** Begin **

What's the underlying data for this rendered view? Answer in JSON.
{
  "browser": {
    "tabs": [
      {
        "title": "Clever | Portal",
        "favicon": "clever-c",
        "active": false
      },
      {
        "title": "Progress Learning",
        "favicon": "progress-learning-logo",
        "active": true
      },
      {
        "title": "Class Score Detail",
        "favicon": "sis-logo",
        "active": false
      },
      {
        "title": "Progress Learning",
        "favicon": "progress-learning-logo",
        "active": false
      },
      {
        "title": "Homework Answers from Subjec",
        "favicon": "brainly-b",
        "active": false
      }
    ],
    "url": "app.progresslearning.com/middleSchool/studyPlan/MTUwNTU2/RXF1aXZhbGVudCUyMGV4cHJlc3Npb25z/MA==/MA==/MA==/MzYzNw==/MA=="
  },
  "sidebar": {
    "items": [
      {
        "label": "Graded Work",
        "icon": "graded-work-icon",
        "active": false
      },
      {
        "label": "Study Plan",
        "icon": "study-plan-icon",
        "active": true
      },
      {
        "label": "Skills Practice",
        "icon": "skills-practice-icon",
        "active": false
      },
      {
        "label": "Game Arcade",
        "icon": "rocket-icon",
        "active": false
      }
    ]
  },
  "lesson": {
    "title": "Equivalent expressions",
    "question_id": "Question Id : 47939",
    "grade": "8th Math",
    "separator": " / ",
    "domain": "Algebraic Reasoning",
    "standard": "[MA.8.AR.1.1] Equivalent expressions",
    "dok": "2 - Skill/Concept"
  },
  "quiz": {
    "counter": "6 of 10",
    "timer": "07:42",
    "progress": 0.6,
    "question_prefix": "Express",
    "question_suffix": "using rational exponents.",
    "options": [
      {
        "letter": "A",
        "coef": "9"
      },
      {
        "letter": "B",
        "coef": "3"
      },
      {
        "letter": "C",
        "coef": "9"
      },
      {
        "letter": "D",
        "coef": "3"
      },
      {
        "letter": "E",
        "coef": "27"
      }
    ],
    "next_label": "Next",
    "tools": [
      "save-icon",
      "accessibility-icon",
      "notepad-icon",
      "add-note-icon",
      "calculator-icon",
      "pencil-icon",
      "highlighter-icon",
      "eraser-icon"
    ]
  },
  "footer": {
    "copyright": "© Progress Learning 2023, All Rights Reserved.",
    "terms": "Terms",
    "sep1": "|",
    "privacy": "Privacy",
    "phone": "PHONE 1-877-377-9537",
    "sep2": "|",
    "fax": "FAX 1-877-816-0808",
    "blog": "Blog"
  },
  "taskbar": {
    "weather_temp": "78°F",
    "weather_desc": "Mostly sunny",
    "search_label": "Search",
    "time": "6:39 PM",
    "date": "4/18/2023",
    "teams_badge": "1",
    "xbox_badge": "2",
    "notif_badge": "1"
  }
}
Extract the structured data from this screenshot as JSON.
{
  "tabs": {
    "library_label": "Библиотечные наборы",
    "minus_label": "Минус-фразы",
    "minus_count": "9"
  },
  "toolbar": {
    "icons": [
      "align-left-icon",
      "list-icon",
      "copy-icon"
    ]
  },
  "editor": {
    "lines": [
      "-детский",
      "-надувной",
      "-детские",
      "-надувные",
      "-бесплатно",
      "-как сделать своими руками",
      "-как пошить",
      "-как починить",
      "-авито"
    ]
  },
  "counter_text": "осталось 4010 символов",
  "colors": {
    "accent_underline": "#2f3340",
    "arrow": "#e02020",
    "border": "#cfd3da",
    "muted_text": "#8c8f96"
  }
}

** End **

*Task objective*. Reply with the number of lines in the material above that contain "this", and nothing more.

*The response*. 2